─── Stored records ───
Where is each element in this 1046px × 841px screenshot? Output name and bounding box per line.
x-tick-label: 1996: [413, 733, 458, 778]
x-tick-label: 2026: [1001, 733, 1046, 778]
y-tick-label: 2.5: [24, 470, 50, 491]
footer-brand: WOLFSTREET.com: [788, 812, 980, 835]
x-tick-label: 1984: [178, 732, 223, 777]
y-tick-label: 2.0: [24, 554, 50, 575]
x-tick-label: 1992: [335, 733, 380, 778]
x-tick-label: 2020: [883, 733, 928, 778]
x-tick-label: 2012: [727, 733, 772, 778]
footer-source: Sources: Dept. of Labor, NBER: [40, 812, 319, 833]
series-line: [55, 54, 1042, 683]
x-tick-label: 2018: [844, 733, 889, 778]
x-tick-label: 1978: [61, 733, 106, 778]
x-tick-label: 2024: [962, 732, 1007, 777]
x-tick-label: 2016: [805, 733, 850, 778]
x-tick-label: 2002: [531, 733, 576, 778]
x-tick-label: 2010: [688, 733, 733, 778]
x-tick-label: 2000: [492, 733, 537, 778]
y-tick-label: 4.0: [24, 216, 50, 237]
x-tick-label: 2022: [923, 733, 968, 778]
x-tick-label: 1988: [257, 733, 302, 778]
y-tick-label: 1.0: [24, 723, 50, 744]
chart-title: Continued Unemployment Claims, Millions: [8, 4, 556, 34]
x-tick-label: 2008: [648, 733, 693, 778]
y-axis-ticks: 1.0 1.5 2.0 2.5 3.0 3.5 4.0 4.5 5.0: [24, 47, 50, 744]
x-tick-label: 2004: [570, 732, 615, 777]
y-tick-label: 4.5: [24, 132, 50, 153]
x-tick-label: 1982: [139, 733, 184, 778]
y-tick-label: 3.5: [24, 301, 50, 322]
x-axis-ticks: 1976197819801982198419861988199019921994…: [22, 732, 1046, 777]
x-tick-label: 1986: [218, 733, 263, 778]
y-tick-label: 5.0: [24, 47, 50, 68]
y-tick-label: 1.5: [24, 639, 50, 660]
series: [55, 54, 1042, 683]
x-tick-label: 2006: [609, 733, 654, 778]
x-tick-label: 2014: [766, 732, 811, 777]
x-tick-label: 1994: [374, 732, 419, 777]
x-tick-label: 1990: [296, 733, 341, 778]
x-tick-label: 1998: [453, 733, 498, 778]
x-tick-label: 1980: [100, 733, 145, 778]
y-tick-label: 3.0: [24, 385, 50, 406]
───
Problem description: Copy the material from its first line through the line containing "y-tick-label: 4.0: [24, 216, 50, 237]", character for character, with both ends included.

Solution:
Where is each element in this 1046px × 841px screenshot? Output name and bounding box per line.
x-tick-label: 1996: [413, 733, 458, 778]
x-tick-label: 2026: [1001, 733, 1046, 778]
y-tick-label: 2.5: [24, 470, 50, 491]
footer-brand: WOLFSTREET.com: [788, 812, 980, 835]
x-tick-label: 1984: [178, 732, 223, 777]
y-tick-label: 2.0: [24, 554, 50, 575]
x-tick-label: 1992: [335, 733, 380, 778]
x-tick-label: 2020: [883, 733, 928, 778]
x-tick-label: 2012: [727, 733, 772, 778]
footer-source: Sources: Dept. of Labor, NBER: [40, 812, 319, 833]
series-line: [55, 54, 1042, 683]
x-tick-label: 2018: [844, 733, 889, 778]
x-tick-label: 1978: [61, 733, 106, 778]
x-tick-label: 2024: [962, 732, 1007, 777]
x-tick-label: 2016: [805, 733, 850, 778]
x-tick-label: 2002: [531, 733, 576, 778]
x-tick-label: 2010: [688, 733, 733, 778]
x-tick-label: 2000: [492, 733, 537, 778]
y-tick-label: 4.0: [24, 216, 50, 237]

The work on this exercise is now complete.